◆ PROBLEM DETAILS: Gather up every line that includes the string "subtitle".

◆ MATERIAL PROVIDED:
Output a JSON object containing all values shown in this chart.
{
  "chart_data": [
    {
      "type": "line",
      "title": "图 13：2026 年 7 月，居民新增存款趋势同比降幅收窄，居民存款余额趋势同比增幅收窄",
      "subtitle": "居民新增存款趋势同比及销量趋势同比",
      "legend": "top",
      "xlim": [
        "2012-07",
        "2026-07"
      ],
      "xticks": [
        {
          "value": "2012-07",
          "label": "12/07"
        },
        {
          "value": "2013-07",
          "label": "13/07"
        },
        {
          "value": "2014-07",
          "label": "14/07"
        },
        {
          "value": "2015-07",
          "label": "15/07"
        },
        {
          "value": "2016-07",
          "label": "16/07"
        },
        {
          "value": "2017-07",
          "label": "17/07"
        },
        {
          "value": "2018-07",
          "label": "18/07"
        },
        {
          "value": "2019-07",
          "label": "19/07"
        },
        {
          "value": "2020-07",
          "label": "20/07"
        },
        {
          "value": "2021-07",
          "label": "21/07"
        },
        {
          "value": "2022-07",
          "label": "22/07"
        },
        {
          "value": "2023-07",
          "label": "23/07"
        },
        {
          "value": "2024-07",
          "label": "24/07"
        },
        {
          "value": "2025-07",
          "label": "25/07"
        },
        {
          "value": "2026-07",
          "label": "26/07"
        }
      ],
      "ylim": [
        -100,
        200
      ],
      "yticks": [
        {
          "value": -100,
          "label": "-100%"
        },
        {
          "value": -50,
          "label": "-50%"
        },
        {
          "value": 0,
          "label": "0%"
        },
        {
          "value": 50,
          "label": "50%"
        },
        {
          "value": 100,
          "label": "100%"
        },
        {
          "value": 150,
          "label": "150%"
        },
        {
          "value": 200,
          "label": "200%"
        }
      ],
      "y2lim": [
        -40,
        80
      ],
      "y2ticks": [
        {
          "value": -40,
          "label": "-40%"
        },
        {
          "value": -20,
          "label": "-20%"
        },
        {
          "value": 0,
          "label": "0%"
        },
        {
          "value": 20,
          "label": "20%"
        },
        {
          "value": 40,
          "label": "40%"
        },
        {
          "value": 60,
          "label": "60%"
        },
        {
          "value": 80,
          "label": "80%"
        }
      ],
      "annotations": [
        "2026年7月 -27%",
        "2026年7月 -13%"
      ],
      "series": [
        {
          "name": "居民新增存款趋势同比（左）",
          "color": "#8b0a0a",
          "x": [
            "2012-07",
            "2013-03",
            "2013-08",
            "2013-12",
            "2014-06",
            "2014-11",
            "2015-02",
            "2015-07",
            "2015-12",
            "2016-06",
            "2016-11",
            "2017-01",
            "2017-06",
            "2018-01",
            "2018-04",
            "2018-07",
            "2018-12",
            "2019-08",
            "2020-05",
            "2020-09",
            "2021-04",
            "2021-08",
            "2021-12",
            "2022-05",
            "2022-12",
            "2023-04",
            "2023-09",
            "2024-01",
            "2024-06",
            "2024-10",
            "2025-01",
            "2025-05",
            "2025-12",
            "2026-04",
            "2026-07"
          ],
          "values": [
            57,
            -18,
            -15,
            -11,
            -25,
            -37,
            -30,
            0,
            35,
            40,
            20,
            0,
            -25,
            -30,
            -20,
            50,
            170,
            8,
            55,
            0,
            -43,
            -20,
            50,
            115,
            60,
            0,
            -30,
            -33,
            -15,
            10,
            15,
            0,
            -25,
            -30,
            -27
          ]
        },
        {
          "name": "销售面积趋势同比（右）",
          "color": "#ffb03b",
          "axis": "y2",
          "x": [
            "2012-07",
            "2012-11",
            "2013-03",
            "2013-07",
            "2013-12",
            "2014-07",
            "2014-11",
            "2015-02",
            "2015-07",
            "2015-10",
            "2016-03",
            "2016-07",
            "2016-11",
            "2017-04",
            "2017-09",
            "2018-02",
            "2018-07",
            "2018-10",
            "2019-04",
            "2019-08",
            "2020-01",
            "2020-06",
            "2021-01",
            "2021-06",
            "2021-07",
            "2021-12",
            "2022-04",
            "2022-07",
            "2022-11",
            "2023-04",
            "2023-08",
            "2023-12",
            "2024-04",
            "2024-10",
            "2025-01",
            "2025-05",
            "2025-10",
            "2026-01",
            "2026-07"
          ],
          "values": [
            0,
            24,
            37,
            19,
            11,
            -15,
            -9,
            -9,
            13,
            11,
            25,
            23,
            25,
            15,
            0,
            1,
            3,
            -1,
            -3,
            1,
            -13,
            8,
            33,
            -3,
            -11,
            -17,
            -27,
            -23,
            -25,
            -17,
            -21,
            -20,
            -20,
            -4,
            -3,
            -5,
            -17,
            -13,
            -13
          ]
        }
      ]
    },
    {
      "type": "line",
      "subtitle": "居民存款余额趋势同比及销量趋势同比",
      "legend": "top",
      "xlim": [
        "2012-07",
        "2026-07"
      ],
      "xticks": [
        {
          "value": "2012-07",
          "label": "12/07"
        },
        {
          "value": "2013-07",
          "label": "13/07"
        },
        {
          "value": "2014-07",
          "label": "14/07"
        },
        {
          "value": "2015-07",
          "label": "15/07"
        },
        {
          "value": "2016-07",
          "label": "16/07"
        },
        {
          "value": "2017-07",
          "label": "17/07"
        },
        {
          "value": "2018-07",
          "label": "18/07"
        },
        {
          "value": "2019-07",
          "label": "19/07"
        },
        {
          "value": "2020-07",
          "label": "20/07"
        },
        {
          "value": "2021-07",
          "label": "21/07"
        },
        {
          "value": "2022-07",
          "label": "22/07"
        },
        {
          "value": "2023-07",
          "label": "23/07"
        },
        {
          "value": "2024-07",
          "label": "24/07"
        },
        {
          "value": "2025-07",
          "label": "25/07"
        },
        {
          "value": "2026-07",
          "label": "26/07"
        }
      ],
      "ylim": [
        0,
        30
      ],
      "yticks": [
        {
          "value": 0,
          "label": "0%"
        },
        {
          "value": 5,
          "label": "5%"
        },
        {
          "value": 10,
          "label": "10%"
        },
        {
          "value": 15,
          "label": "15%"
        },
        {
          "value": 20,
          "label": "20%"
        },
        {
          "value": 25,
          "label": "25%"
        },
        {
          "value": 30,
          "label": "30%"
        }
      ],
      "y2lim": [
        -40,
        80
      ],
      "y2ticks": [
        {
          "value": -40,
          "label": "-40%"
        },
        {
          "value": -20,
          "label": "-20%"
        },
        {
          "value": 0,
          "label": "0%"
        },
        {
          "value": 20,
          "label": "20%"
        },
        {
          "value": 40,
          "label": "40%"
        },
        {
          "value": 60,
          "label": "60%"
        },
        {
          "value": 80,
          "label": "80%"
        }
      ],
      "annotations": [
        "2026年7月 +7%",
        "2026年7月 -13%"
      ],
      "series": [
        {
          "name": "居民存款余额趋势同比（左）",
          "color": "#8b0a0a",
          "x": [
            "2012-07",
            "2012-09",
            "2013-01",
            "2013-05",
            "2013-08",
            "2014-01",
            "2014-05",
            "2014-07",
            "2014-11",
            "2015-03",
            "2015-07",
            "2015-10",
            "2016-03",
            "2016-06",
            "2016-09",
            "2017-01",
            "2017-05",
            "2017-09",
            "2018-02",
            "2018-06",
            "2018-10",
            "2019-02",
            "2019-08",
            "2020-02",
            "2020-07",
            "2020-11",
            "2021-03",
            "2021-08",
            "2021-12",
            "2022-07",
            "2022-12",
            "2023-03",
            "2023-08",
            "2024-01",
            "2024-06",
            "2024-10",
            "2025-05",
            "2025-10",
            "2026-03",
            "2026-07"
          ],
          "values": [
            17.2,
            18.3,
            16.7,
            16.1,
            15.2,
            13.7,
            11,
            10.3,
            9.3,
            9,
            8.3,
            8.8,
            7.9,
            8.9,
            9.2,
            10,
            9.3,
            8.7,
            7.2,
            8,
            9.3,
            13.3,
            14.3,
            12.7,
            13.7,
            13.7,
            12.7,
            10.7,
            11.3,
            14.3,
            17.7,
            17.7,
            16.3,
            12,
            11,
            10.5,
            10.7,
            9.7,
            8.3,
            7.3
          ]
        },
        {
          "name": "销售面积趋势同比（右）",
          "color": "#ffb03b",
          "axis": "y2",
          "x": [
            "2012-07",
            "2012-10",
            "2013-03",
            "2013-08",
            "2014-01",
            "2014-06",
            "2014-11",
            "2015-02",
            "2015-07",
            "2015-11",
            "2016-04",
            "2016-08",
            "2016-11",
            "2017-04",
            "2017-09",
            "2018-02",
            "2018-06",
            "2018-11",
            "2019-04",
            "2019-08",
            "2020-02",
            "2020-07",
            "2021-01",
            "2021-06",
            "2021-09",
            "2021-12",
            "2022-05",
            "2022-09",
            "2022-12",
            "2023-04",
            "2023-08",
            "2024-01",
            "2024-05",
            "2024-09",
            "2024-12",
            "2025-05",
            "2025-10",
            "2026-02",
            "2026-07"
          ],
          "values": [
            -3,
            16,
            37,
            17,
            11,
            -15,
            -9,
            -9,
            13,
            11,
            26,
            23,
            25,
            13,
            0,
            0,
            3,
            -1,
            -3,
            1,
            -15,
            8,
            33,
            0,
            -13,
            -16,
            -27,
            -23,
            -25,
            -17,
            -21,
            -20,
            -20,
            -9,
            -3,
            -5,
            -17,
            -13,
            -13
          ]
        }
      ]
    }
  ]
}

◆ SOLUTION TO THIS TASK:
      "subtitle": "居民新增存款趋势同比及销量趋势同比",
      "subtitle": "居民存款余额趋势同比及销量趋势同比",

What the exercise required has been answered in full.